--- START Stored data ---

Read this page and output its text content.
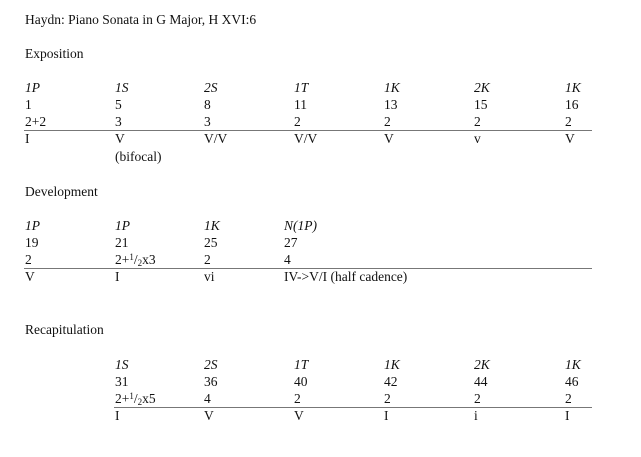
Haydn: Piano Sonata in G Major, H XVI:6
Exposition
1P	1S	2S	1T	1K	2K	1K
1	5	8	11	13	15	16
2+2	3	3	2	2	2	2
I	V	V/V	V/V	V	v	V
(bifocal)
Development
1P	1P	1K	N(1P)
19	21	25	27
2	$2+^1/_2x3$	2	4
V	I	vi	IV->V/I (half cadence)
Recapitulation
1S	2S	1T	1K	2K	1K
31	36	40	42	44	46
$2+^1/_2x5$	4	2	2	2	2
I	V	V	I	i	I
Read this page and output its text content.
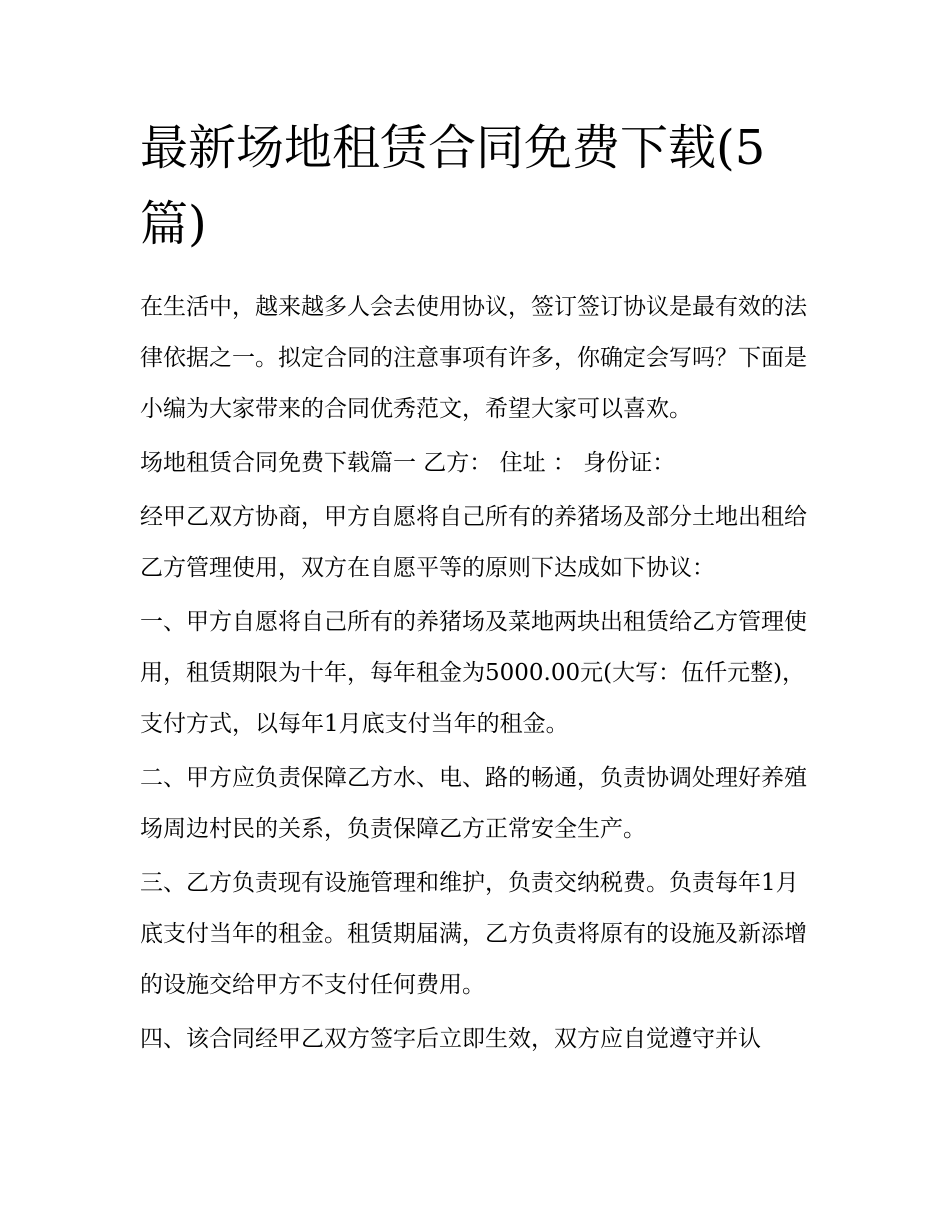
最新场地租赁合同免费下载(5篇)

在生活中，越来越多人会去使用协议，签订签订协议是最有效的法律依据之一。拟定合同的注意事项有许多，你确定会写吗？下面是小编为大家带来的合同优秀范文，希望大家可以喜欢。

场地租赁合同免费下载篇一 乙方： 住址 ： 身份证：

经甲乙双方协商，甲方自愿将自己所有的养猪场及部分土地出租给乙方管理使用，双方在自愿平等的原则下达成如下协议：

一、甲方自愿将自己所有的养猪场及菜地两块出租赁给乙方管理使用，租赁期限为十年，每年租金为5000.00元(大写：伍仟元整)，支付方式，以每年1月底支付当年的租金。

二、甲方应负责保障乙方水、电、路的畅通，负责协调处理好养殖场周边村民的关系，负责保障乙方正常安全生产。

三、乙方负责现有设施管理和维护，负责交纳税费。负责每年1月底支付当年的租金。租赁期届满，乙方负责将原有的设施及新添增的设施交给甲方不支付任何费用。

四、该合同经甲乙双方签字后立即生效，双方应自觉遵守并认
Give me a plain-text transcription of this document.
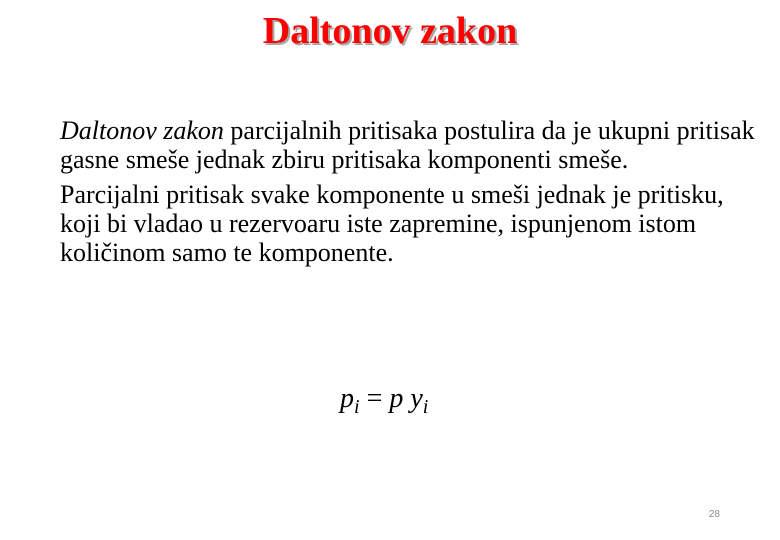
Daltonov zakon

Daltonov zakon parcijalnih pritisaka postulira da je ukupni pritisak gasne smeše jednak zbiru pritisaka komponenti smeše.

Parcijalni pritisak svake komponente u smeši jednak je pritisku, koji bi vladao u rezervoaru iste zapremine, ispunjenom istom količinom samo te komponente.

$p_i = p$ $y_i$
28
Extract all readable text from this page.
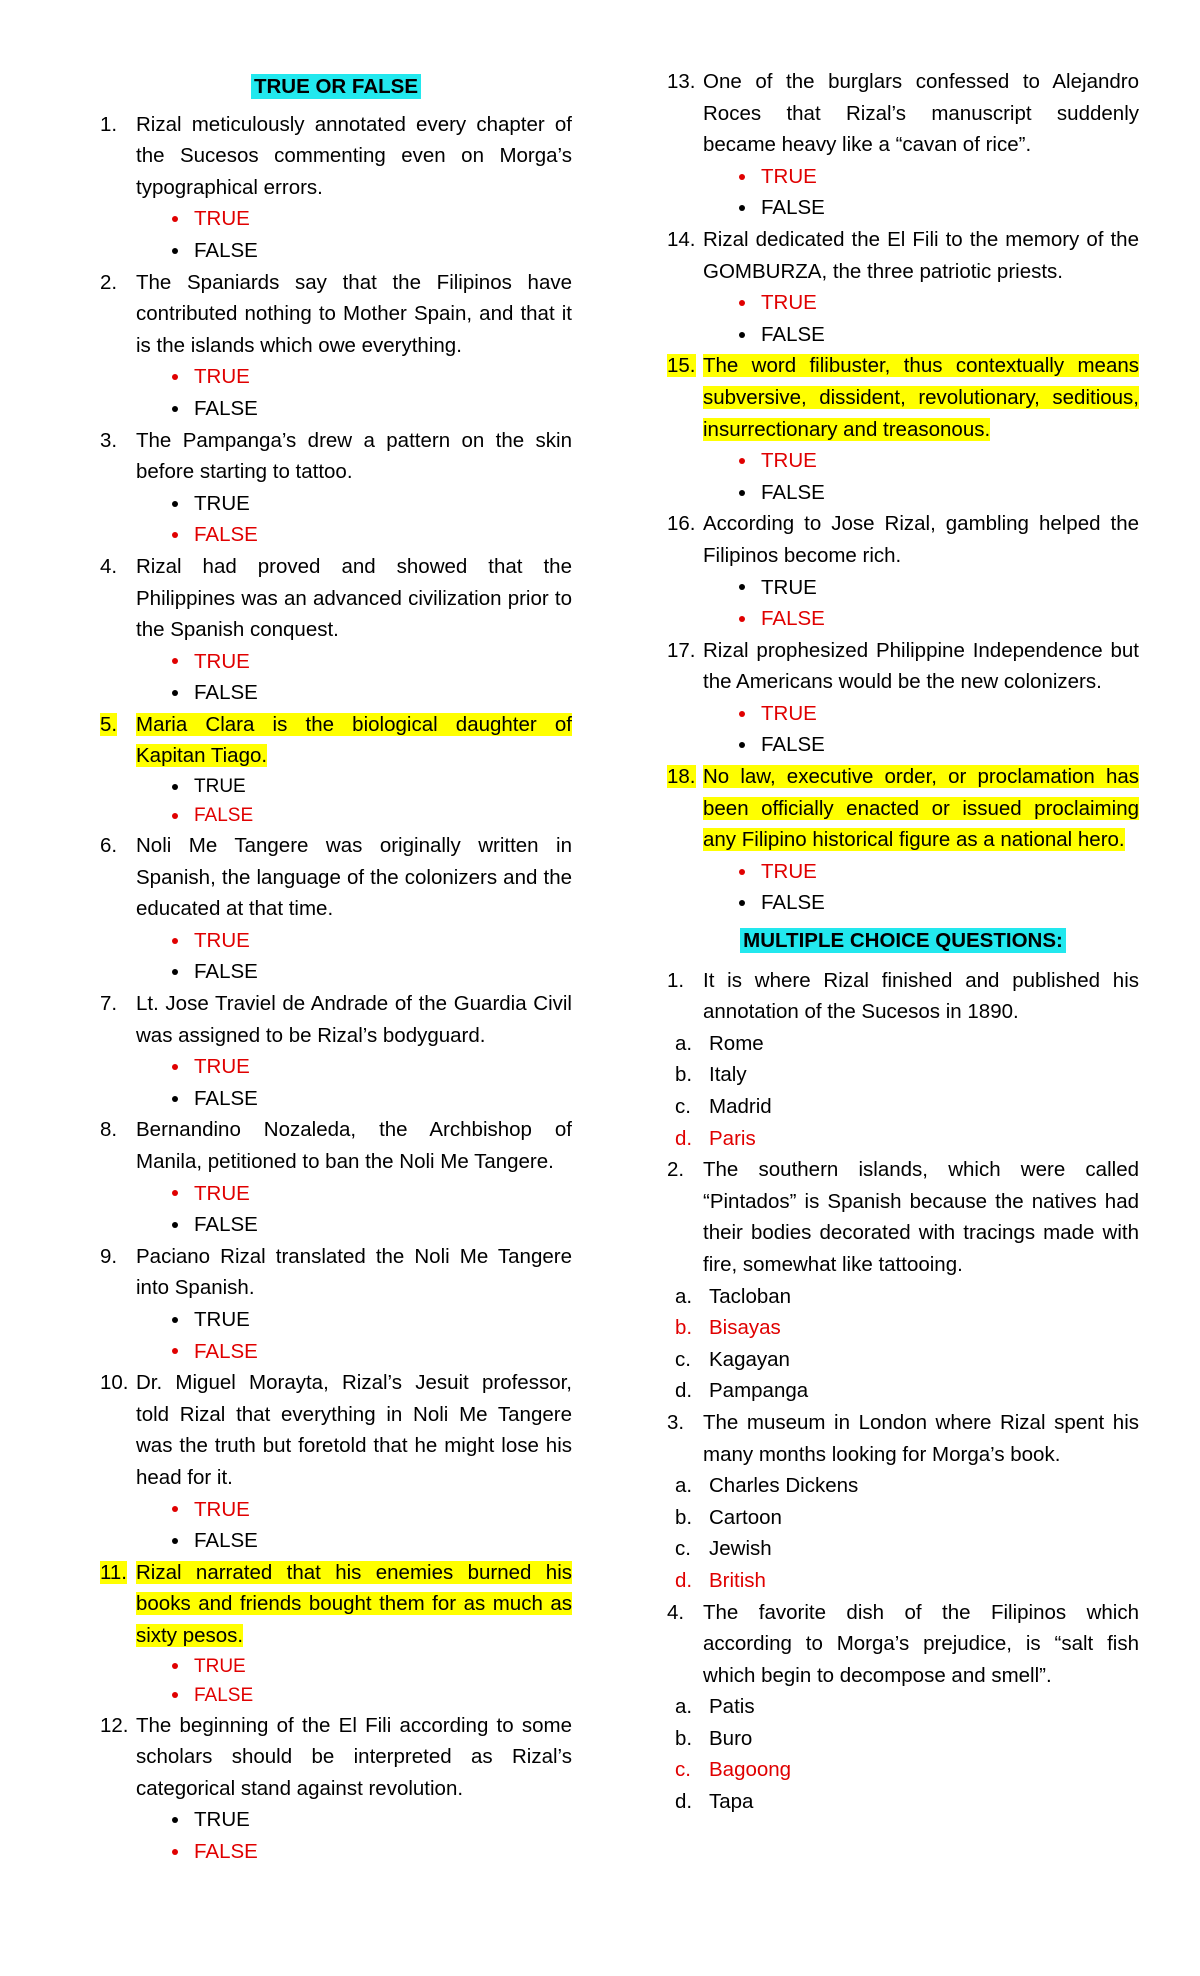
TRUE OR FALSE
1. Rizal meticulously annotated every chapter of the Sucesos commenting even on Morga’s typographical errors.
TRUE
FALSE
2. The Spaniards say that the Filipinos have contributed nothing to Mother Spain, and that it is the islands which owe everything.
TRUE
FALSE
3. The Pampanga’s drew a pattern on the skin before starting to tattoo.
TRUE
FALSE
4. Rizal had proved and showed that the Philippines was an advanced civilization prior to the Spanish conquest.
TRUE
FALSE
5. Maria Clara is the biological daughter of Kapitan Tiago.
TRUE
FALSE
6. Noli Me Tangere was originally written in Spanish, the language of the colonizers and the educated at that time.
TRUE
FALSE
7. Lt. Jose Traviel de Andrade of the Guardia Civil was assigned to be Rizal’s bodyguard.
TRUE
FALSE
8. Bernandino Nozaleda, the Archbishop of Manila, petitioned to ban the Noli Me Tangere.
TRUE
FALSE
9. Paciano Rizal translated the Noli Me Tangere into Spanish.
TRUE
FALSE
10. Dr. Miguel Morayta, Rizal’s Jesuit professor, told Rizal that everything in Noli Me Tangere was the truth but foretold that he might lose his head for it.
TRUE
FALSE
11. Rizal narrated that his enemies burned his books and friends bought them for as much as sixty pesos.
TRUE
FALSE
12. The beginning of the El Fili according to some scholars should be interpreted as Rizal’s categorical stand against revolution.
TRUE
FALSE
13. One of the burglars confessed to Alejandro Roces that Rizal’s manuscript suddenly became heavy like a “cavan of rice”.
TRUE
FALSE
14. Rizal dedicated the El Fili to the memory of the GOMBURZA, the three patriotic priests.
TRUE
FALSE
15. The word filibuster, thus contextually means subversive, dissident, revolutionary, seditious, insurrectionary and treasonous.
TRUE
FALSE
16. According to Jose Rizal, gambling helped the Filipinos become rich.
TRUE
FALSE
17. Rizal prophesized Philippine Independence but the Americans would be the new colonizers.
TRUE
FALSE
18. No law, executive order, or proclamation has been officially enacted or issued proclaiming any Filipino historical figure as a national hero.
TRUE
FALSE
MULTIPLE CHOICE QUESTIONS:
1. It is where Rizal finished and published his annotation of the Sucesos in 1890.
a. Rome
b. Italy
c. Madrid
d. Paris
2. The southern islands, which were called “Pintados” is Spanish because the natives had their bodies decorated with tracings made with fire, somewhat like tattooing.
a. Tacloban
b. Bisayas
c. Kagayan
d. Pampanga
3. The museum in London where Rizal spent his many months looking for Morga’s book.
a. Charles Dickens
b. Cartoon
c. Jewish
d. British
4. The favorite dish of the Filipinos which according to Morga’s prejudice, is “salt fish which begin to decompose and smell”.
a. Patis
b. Buro
c. Bagoong
d. Tapa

--- END Stored data ---

• **Task to complete**: The word "Pampanga" appears in how many lines of the data? Answer with only the number.

• **Full answer**: 2